__Goal__: From the listing below, extract each line containing the string "Kalkulierte".

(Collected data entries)
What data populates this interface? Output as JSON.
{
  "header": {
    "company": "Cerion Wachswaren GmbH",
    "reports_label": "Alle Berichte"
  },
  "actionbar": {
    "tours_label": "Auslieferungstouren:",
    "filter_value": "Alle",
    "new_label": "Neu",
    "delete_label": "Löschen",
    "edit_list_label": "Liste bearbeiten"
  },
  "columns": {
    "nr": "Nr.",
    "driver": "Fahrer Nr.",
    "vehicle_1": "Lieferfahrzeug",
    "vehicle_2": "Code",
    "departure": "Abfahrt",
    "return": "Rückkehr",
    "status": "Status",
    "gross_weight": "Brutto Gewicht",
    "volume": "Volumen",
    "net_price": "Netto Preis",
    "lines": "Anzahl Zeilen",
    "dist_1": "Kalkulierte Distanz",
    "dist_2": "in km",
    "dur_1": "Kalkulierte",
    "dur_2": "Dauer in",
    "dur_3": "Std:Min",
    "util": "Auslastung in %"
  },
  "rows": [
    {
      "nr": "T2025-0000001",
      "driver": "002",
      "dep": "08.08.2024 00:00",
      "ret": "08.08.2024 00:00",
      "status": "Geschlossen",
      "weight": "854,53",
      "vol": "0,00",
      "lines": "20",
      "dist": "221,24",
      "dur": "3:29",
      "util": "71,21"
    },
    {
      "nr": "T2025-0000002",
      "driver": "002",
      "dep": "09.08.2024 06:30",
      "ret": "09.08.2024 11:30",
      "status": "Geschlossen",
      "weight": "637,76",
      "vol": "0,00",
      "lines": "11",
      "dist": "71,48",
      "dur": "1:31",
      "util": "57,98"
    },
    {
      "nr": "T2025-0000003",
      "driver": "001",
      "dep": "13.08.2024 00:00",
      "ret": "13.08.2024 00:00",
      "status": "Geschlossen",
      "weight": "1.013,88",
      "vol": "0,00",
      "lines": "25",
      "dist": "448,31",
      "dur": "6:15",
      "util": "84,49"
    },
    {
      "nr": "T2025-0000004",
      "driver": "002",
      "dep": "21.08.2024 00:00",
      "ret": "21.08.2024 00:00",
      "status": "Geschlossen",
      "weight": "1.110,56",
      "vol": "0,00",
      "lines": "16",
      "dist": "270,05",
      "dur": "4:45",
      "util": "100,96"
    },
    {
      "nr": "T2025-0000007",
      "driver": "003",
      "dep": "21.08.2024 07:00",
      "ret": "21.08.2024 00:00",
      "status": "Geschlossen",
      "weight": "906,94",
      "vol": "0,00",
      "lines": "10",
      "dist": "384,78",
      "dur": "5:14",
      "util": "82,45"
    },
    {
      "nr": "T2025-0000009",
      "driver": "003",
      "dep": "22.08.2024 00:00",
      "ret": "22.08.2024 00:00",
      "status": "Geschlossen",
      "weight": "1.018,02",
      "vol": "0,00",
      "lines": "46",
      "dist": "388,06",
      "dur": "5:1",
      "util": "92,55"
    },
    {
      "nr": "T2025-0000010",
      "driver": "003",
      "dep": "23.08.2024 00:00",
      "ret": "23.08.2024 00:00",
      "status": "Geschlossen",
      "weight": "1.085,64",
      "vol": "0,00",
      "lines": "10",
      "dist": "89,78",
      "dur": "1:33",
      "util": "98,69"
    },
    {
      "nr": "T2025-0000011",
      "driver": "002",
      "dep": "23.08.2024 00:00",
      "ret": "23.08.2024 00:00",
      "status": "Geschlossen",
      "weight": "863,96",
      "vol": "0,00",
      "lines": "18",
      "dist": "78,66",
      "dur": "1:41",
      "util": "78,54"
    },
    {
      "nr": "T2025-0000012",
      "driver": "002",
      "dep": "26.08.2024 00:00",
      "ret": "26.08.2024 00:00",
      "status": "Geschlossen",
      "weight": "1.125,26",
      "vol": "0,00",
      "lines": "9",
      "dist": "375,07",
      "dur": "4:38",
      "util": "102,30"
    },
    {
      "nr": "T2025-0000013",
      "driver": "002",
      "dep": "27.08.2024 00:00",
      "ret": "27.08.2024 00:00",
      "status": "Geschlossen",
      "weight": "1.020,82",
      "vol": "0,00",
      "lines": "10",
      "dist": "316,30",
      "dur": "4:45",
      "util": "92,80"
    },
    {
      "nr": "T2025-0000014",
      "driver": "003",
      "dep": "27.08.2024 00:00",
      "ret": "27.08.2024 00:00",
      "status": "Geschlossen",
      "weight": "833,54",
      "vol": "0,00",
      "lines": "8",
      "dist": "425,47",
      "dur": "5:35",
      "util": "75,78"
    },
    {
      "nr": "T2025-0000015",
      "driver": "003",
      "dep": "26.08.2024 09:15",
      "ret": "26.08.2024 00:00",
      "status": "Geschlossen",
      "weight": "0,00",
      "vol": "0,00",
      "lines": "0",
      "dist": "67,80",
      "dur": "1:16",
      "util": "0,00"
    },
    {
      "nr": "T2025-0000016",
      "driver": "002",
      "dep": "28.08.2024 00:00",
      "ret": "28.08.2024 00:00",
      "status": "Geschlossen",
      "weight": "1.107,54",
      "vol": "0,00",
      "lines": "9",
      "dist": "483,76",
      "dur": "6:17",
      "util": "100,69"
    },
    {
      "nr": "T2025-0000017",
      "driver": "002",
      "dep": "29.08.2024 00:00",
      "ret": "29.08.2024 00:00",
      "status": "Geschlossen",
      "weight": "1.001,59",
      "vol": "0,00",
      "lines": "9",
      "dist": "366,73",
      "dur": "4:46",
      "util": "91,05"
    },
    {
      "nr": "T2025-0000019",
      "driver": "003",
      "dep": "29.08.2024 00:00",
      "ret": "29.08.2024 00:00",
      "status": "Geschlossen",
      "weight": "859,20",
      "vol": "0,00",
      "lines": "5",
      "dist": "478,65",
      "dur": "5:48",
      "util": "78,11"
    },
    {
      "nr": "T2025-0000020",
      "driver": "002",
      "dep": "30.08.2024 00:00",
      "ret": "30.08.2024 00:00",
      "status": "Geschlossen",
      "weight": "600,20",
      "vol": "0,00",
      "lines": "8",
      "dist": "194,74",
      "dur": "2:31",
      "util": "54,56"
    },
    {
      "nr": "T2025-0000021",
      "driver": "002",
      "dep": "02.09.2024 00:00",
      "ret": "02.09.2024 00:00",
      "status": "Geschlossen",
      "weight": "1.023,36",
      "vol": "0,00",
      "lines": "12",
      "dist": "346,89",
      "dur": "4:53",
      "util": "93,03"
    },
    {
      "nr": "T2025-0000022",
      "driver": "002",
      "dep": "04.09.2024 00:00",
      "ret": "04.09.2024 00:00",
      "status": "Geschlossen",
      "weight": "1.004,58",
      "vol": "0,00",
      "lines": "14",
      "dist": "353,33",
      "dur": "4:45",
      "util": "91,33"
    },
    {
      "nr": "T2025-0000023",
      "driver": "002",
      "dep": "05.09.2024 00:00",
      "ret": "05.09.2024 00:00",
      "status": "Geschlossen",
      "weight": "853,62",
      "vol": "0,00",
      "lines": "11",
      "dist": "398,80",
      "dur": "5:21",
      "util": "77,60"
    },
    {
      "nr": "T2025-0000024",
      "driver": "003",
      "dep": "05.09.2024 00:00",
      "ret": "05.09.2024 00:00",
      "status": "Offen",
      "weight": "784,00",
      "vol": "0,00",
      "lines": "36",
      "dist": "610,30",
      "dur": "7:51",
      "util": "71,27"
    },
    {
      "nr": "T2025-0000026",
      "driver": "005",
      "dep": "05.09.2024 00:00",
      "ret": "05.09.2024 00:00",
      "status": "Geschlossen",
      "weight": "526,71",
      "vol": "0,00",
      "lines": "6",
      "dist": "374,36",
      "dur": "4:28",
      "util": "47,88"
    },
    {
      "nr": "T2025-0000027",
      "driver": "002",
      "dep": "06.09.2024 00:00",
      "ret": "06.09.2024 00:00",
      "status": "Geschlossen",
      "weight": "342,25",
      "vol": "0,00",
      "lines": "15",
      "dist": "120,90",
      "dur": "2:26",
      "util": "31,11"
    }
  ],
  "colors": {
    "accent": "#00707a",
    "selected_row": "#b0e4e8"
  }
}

__Result__:
    "dist_1": "Kalkulierte Distanz",
    "dur_1": "Kalkulierte",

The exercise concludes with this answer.